PROBLEM DETAILS: Below are some records; give them all again exactly, but not the pictures.

MATERIAL SHOWN:
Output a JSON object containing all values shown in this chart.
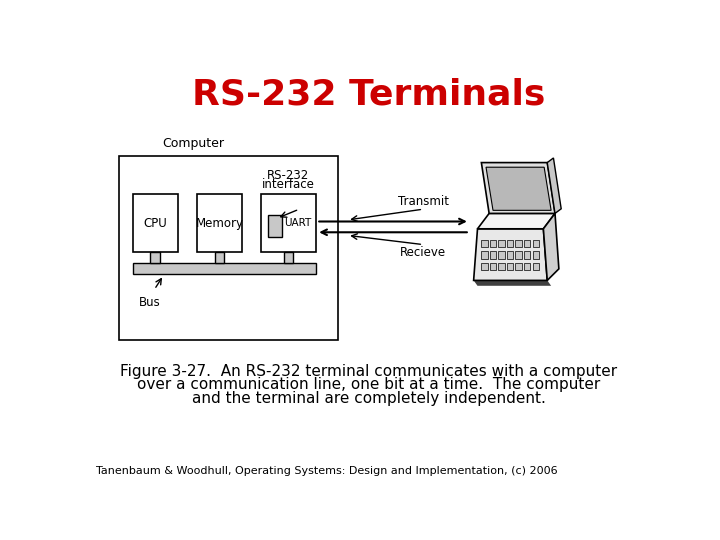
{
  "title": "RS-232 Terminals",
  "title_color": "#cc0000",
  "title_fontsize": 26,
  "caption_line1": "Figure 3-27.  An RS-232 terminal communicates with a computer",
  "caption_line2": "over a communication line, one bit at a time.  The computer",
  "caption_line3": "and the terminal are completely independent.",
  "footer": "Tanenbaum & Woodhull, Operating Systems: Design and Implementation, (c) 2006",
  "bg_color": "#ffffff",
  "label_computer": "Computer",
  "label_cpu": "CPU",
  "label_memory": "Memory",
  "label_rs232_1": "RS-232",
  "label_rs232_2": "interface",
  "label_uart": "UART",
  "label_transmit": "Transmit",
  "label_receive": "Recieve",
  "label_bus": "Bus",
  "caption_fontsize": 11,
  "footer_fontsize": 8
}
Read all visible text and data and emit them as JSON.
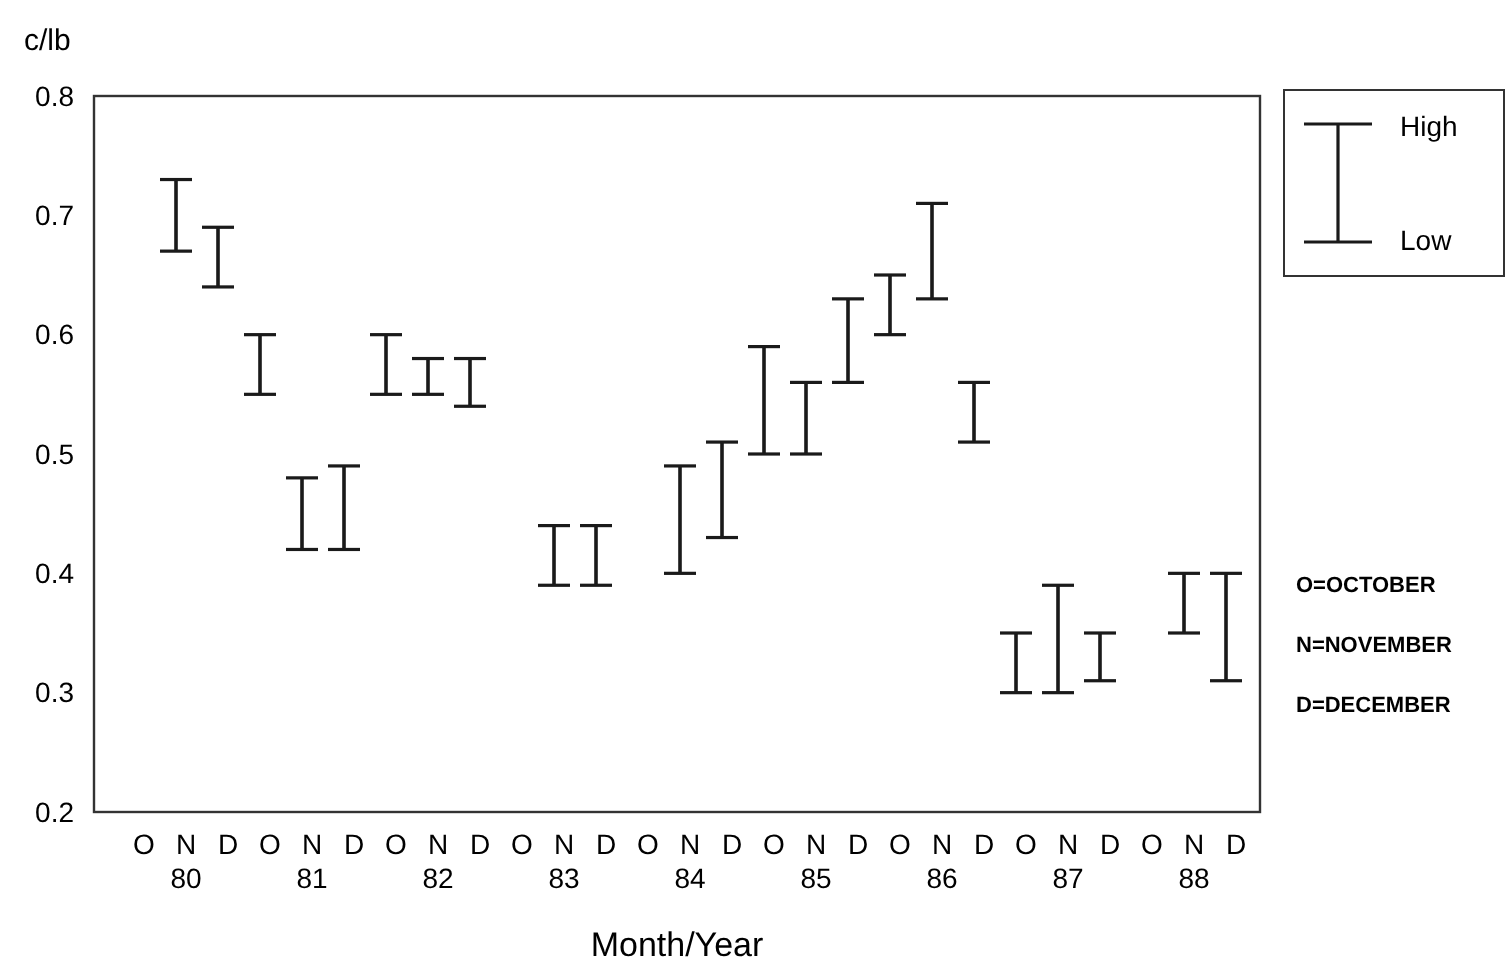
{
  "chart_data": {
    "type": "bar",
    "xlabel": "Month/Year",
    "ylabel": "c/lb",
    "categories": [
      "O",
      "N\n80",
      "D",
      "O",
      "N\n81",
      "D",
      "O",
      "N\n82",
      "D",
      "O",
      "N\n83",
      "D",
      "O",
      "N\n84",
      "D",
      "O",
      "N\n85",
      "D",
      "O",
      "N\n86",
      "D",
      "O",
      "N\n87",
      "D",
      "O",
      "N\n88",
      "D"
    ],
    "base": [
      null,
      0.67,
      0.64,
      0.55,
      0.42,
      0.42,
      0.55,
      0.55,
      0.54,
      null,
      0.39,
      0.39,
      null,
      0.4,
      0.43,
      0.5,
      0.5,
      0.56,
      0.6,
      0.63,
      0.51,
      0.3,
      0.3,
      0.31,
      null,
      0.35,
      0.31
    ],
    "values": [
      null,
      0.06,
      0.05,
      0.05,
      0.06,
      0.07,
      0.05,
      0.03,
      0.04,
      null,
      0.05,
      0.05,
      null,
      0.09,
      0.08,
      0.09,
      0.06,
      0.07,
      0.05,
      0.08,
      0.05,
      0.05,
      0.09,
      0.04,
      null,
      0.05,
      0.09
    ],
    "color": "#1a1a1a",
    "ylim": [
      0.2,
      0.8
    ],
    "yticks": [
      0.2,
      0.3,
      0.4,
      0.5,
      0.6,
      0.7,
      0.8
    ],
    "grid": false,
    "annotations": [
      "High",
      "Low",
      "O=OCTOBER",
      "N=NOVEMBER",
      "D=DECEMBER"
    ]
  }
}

RESULT BELOW:
Output a JSON object containing all values shown in this chart.
{
  "title": "RS-232 Terminals",
  "title_color": "#cc0000",
  "title_fontsize": 26,
  "caption_line1": "Figure 3-27.  An RS-232 terminal communicates with a computer",
  "caption_line2": "over a communication line, one bit at a time.  The computer",
  "caption_line3": "and the terminal are completely independent.",
  "footer": "Tanenbaum & Woodhull, Operating Systems: Design and Implementation, (c) 2006",
  "bg_color": "#ffffff",
  "label_computer": "Computer",
  "label_cpu": "CPU",
  "label_memory": "Memory",
  "label_rs232_1": "RS-232",
  "label_rs232_2": "interface",
  "label_uart": "UART",
  "label_transmit": "Transmit",
  "label_receive": "Recieve",
  "label_bus": "Bus",
  "caption_fontsize": 11,
  "footer_fontsize": 8
}
Read all visible text and data and emit them as JSON.
{
  "chart_data": {
    "type": "bar",
    "xlabel": "Month/Year",
    "ylabel": "c/lb",
    "categories": [
      "O",
      "N\n80",
      "D",
      "O",
      "N\n81",
      "D",
      "O",
      "N\n82",
      "D",
      "O",
      "N\n83",
      "D",
      "O",
      "N\n84",
      "D",
      "O",
      "N\n85",
      "D",
      "O",
      "N\n86",
      "D",
      "O",
      "N\n87",
      "D",
      "O",
      "N\n88",
      "D"
    ],
    "base": [
      null,
      0.67,
      0.64,
      0.55,
      0.42,
      0.42,
      0.55,
      0.55,
      0.54,
      null,
      0.39,
      0.39,
      null,
      0.4,
      0.43,
      0.5,
      0.5,
      0.56,
      0.6,
      0.63,
      0.51,
      0.3,
      0.3,
      0.31,
      null,
      0.35,
      0.31
    ],
    "values": [
      null,
      0.06,
      0.05,
      0.05,
      0.06,
      0.07,
      0.05,
      0.03,
      0.04,
      null,
      0.05,
      0.05,
      null,
      0.09,
      0.08,
      0.09,
      0.06,
      0.07,
      0.05,
      0.08,
      0.05,
      0.05,
      0.09,
      0.04,
      null,
      0.05,
      0.09
    ],
    "color": "#1a1a1a",
    "ylim": [
      0.2,
      0.8
    ],
    "yticks": [
      0.2,
      0.3,
      0.4,
      0.5,
      0.6,
      0.7,
      0.8
    ],
    "grid": false,
    "annotations": [
      "High",
      "Low",
      "O=OCTOBER",
      "N=NOVEMBER",
      "D=DECEMBER"
    ]
  }
}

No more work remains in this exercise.